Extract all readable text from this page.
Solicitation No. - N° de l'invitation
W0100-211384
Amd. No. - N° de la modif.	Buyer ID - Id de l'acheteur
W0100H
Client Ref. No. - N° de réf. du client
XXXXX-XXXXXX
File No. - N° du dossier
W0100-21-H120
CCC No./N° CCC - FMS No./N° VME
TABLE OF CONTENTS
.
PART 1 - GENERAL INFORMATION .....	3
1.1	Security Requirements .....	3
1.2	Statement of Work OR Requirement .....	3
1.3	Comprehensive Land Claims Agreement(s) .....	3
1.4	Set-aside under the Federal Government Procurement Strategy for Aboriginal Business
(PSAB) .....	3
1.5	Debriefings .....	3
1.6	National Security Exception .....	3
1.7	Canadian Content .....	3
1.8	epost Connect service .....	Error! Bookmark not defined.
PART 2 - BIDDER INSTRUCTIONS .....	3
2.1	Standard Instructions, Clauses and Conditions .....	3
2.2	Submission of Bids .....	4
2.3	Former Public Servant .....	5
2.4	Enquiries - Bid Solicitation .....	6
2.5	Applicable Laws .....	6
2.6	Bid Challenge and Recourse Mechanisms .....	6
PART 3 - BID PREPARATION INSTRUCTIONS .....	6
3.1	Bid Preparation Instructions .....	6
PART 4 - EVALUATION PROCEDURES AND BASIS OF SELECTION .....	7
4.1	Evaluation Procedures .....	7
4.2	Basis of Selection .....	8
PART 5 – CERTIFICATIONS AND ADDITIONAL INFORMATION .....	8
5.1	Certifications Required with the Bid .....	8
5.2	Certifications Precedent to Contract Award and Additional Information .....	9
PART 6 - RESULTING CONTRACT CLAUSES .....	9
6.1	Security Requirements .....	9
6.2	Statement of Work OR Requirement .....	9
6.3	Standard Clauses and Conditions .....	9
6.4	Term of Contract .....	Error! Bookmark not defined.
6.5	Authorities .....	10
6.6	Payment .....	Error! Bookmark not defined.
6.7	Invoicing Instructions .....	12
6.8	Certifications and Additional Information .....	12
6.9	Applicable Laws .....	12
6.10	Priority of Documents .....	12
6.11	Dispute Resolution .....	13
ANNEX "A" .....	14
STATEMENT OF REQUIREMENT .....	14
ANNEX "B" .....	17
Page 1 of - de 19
--*--
WHAT THE TASK REQUIRES:
Looking at the data above, show all lines where the word "Requirements" occurs.

OUTPUT FOR THIS TASK:
1.1	Security Requirements .....	3
6.1	Security Requirements .....	9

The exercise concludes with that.